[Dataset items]
^^^^^^^^^^^^^^^^

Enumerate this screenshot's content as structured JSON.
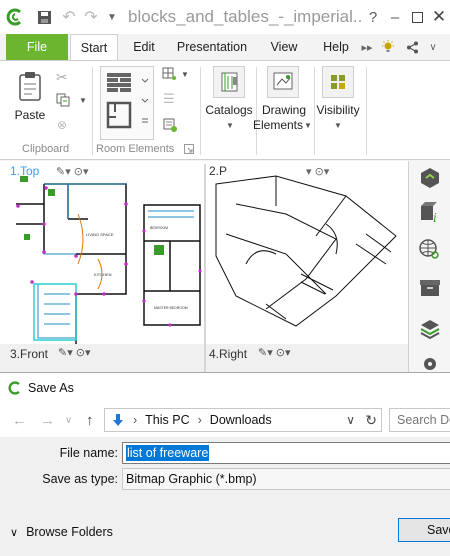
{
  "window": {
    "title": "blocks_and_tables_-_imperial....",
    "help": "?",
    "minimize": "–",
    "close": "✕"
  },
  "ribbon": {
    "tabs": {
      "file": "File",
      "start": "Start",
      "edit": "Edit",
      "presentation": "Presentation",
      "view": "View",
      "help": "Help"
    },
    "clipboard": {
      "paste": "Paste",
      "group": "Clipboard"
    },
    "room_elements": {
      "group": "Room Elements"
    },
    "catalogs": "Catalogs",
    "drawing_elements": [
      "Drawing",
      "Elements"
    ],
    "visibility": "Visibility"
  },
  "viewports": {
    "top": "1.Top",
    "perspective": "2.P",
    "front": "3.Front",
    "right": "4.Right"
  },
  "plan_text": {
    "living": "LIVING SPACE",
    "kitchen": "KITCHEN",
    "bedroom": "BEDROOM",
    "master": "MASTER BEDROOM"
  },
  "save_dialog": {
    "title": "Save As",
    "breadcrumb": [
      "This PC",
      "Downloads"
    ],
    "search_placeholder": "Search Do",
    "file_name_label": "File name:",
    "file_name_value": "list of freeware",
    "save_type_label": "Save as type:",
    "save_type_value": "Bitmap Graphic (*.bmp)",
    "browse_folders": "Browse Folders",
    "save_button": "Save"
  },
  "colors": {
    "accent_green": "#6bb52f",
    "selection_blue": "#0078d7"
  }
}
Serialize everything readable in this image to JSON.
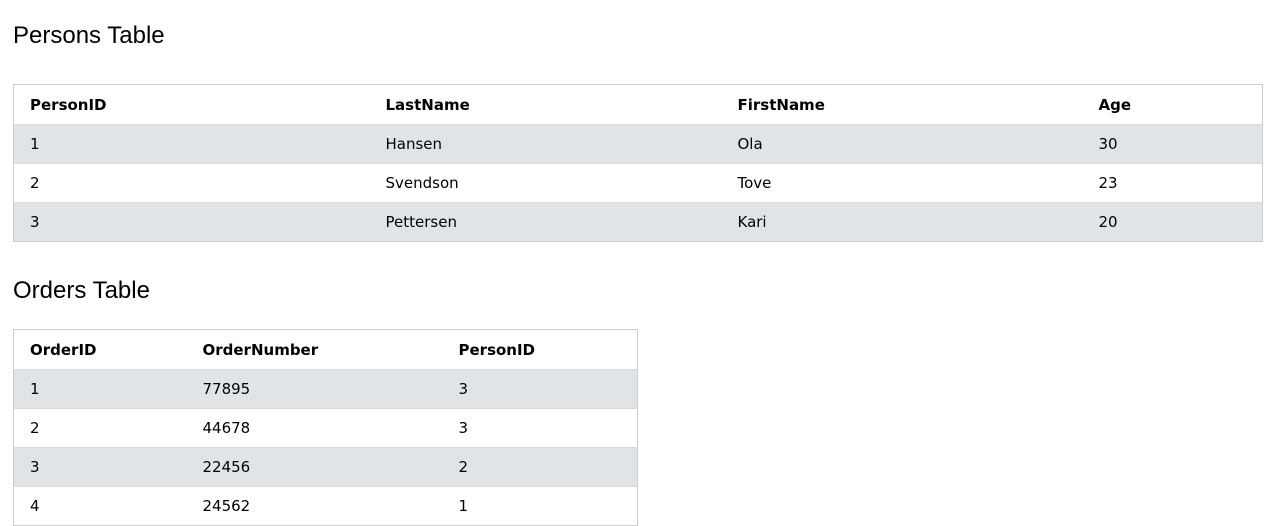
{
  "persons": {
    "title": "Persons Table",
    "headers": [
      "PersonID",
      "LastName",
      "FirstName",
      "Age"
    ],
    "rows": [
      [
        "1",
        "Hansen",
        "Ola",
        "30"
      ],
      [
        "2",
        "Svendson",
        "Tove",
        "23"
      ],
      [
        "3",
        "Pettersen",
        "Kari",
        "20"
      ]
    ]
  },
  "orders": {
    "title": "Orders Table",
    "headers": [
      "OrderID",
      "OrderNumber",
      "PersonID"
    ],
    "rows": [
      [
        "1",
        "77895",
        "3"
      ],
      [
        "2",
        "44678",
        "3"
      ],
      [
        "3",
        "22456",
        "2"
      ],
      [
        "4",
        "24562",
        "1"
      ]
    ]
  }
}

^^^^^^^^^^^^^^^^

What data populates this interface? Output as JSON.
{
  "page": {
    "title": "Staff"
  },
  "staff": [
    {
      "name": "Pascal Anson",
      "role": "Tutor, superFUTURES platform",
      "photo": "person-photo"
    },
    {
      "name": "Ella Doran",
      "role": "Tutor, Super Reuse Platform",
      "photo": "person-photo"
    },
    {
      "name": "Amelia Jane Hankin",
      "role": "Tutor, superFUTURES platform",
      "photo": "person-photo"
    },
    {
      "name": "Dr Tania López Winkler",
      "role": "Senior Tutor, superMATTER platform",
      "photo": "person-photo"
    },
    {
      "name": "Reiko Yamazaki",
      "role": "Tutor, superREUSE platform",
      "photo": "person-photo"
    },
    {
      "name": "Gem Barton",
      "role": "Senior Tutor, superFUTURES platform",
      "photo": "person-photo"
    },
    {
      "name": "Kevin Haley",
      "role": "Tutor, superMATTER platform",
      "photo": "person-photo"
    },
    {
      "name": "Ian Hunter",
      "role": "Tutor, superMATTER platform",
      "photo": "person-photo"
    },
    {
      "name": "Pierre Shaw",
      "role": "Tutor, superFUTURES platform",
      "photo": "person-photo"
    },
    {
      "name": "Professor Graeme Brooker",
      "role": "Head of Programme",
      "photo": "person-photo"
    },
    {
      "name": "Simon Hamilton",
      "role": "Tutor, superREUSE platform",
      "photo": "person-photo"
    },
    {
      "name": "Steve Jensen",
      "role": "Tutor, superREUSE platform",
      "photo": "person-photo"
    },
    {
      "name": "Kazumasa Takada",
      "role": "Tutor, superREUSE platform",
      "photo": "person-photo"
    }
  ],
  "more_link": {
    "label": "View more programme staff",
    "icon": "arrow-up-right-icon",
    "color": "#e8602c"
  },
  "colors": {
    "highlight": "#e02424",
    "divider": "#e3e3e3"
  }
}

^^^^^^^^^^^^^^^^

== Objective ==
Look through the entries and find each line that has the string "Senior". Copy those lines.

== The reply ==
      "role": "Senior Tutor, superMATTER platform",
      "role": "Senior Tutor, superFUTURES platform",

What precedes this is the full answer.